** Start of Exercise materials **

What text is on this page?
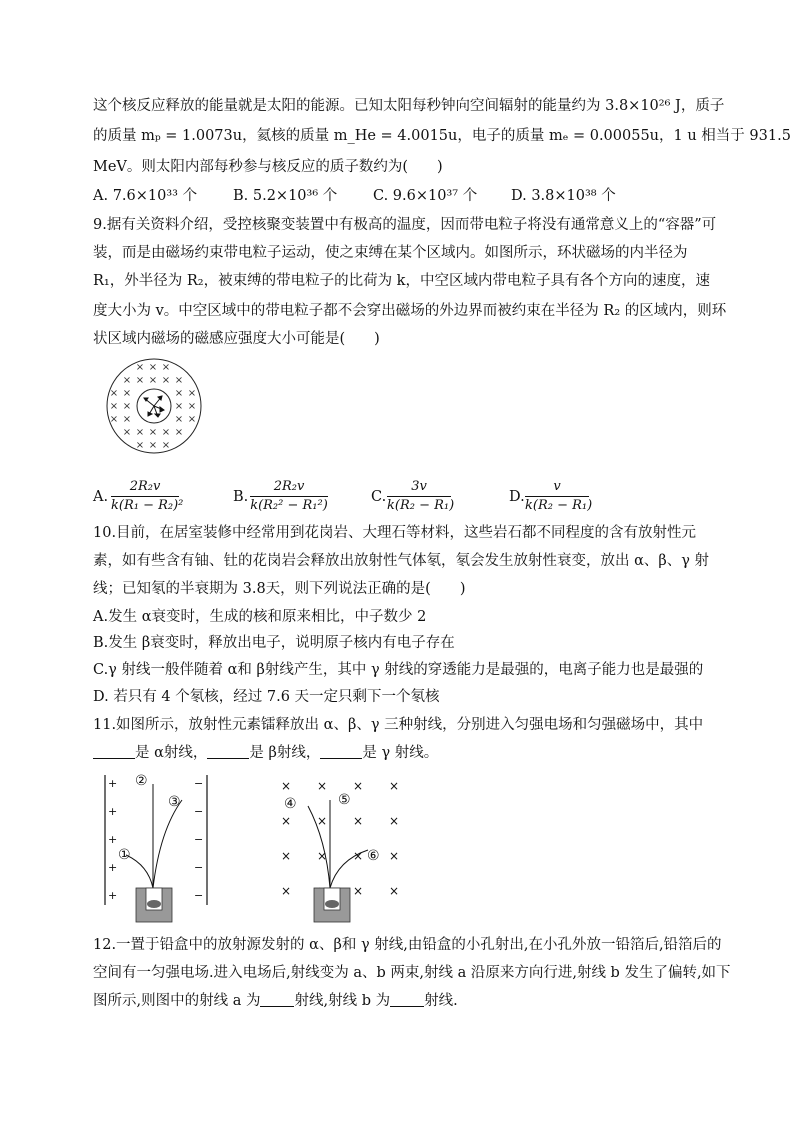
这个核反应释放的能量就是太阳的能源。已知太阳每秒钟向空间辐射的能量约为 3.8×10²⁶ J，质子
的质量 mₚ = 1.0073u，氦核的质量 m_He = 4.0015u，电子的质量 mₑ = 0.00055u，1 u 相当于 931.5
MeV。则太阳内部每秒参与核反应的质子数约为(　　)
A. 7.6×10³³ 个 B. 5.2×10³⁶ 个 C. 9.6×10³⁷ 个 D. 3.8×10³⁸ 个
9.据有关资料介绍，受控核聚变装置中有极高的温度，因而带电粒子将没有通常意义上的“容器”可
装，而是由磁场约束带电粒子运动，使之束缚在某个区域内。如图所示，环状磁场的内半径为
R₁，外半径为 R₂，被束缚的带电粒子的比荷为 k，中空区域内带电粒子具有各个方向的速度，速
度大小为 v。中空区域中的带电粒子都不会穿出磁场的外边界而被约束在半径为 R₂ 的区域内，则环
状区域内磁场的磁感应强度大小可能是(　　)
× × ×
× × × × ×
× ×	× ×
× ×	× ×
× ×	× ×
× × × × ×
× × ×
A. $\frac{\text{2R₂v}}{\text{k(R₁ − R₂)²}}$	B. $\frac{\text{2R₂v}}{\text{k(R₂² − R₁²)}}$	C. $\frac{3v}{\text{k(R₂ − R₁)}}$	D. $\frac{v}{\text{k(R₂ − R₁)}}$
10.目前，在居室装修中经常用到花岗岩、大理石等材料，这些岩石都不同程度的含有放射性元
素，如有些含有铀、钍的花岗岩会释放出放射性气体氡，氡会发生放射性衰变，放出 α、β、γ 射
线；已知氡的半衰期为 3.8天，则下列说法正确的是(　　)
A.发生 α衰变时，生成的核和原来相比，中子数少 2
B.发生 β衰变时，释放出电子，说明原子核内有电子存在
C.γ 射线一般伴随着 α和 β射线产生，其中 γ 射线的穿透能力是最强的，电离子能力也是最强的
D. 若只有 4 个氡核，经过 7.6 天一定只剩下一个氡核
11.如图所示，放射性元素镭释放出 α、β、γ 三种射线，分别进入匀强电场和匀强磁场中，其中
是 α射线，	是 β射线，	是 γ 射线。
+
+
+
+
+
−
−
−
−
−
①
②
③
×
×
×
×
×
×
×
×
×
×
×
×
×
×
×
④	⑤
⑥
12.一置于铅盒中的放射源发射的 α、β和 γ 射线,由铅盒的小孔射出,在小孔外放一铅箔后,铅箔后的
空间有一匀强电场.进入电场后,射线变为 a、b 两束,射线 a 沿原来方向行进,射线 b 发生了偏转,如下
图所示,则图中的射线 a 为 射线,射线 b 为 射线.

** End of Exercise materials **

**Task prompt:** Copy out every line in the listing where the word "如图所示" appears.

**Worked solution:**
装，而是由磁场约束带电粒子运动，使之束缚在某个区域内。如图所示，环状磁场的内半径为
11.如图所示，放射性元素镭释放出 α、β、γ 三种射线，分别进入匀强电场和匀强磁场中，其中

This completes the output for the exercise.